> Task objective: Report the number of lines that hold the string "title". Leave out any other text.

> The data:
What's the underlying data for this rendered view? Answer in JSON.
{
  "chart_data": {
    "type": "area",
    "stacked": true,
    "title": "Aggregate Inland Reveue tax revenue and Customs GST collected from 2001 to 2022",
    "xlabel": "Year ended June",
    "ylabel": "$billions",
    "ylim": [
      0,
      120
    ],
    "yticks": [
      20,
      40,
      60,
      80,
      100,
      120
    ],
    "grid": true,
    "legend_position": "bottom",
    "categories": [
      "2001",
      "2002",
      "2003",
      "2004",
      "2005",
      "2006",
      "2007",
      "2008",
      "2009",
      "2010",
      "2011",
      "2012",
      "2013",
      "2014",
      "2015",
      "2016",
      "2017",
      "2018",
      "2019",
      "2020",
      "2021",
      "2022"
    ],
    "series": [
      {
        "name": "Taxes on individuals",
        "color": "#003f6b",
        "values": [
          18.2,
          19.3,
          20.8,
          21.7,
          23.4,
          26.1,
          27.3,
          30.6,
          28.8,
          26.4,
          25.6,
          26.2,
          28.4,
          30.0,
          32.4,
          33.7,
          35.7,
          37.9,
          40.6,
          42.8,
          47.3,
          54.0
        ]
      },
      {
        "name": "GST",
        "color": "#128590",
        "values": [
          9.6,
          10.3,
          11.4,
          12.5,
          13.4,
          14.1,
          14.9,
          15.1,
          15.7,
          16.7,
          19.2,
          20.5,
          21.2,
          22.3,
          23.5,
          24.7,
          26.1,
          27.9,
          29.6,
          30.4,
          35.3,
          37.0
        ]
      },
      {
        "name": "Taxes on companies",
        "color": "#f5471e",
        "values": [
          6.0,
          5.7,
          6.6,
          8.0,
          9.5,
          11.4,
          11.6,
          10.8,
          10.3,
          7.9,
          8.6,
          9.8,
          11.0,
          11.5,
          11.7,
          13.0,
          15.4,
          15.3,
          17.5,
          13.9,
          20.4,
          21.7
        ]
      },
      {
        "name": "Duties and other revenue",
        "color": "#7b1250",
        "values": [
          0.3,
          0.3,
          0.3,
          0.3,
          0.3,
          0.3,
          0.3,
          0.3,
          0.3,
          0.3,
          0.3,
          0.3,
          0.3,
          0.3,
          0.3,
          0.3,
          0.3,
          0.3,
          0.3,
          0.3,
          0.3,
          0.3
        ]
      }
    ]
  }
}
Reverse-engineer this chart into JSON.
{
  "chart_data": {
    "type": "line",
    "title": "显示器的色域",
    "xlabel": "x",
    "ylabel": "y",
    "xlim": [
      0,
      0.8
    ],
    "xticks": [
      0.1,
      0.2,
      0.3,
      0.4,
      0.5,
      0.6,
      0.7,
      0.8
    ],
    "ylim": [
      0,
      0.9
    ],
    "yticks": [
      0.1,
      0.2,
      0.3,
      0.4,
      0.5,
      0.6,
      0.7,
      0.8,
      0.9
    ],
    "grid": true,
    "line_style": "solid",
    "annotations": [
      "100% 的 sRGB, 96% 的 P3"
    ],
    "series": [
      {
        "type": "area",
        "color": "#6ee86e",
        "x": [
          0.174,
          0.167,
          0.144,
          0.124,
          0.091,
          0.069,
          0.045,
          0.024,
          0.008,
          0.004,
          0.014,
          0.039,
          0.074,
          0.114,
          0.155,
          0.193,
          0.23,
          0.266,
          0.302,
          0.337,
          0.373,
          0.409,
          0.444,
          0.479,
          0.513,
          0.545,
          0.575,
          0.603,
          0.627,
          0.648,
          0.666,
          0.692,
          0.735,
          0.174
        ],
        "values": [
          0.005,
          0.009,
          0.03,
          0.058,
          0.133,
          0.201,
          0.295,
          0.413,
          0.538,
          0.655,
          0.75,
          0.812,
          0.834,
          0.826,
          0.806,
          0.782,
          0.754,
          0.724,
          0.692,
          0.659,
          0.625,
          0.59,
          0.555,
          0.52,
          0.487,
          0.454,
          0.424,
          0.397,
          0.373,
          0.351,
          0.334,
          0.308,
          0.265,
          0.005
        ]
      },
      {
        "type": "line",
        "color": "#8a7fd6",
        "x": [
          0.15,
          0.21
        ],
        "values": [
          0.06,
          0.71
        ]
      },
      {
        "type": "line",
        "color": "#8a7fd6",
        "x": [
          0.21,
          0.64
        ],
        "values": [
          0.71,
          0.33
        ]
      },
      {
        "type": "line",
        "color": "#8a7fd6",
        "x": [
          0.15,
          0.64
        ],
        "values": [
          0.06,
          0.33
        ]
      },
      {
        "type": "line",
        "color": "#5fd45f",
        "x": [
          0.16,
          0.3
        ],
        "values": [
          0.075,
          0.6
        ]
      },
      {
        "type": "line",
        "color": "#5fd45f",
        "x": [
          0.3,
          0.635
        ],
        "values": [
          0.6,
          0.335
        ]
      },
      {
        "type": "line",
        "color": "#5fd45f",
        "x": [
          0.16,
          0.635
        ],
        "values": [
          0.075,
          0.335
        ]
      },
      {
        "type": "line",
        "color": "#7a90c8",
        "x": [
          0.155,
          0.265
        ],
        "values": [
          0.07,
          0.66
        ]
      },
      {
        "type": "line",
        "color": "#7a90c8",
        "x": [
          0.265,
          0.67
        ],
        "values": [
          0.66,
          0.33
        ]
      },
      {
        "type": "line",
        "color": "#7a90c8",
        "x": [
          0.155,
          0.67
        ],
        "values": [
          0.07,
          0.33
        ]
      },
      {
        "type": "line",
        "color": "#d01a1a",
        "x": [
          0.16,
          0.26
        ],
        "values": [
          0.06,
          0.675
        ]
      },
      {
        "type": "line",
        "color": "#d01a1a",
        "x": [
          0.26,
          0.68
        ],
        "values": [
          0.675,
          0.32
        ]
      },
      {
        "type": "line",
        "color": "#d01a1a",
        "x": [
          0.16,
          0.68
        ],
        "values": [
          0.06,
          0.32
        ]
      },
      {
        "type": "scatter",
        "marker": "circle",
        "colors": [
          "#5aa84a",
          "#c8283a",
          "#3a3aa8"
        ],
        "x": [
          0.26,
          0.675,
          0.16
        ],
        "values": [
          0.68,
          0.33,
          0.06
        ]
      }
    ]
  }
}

> Full output: 2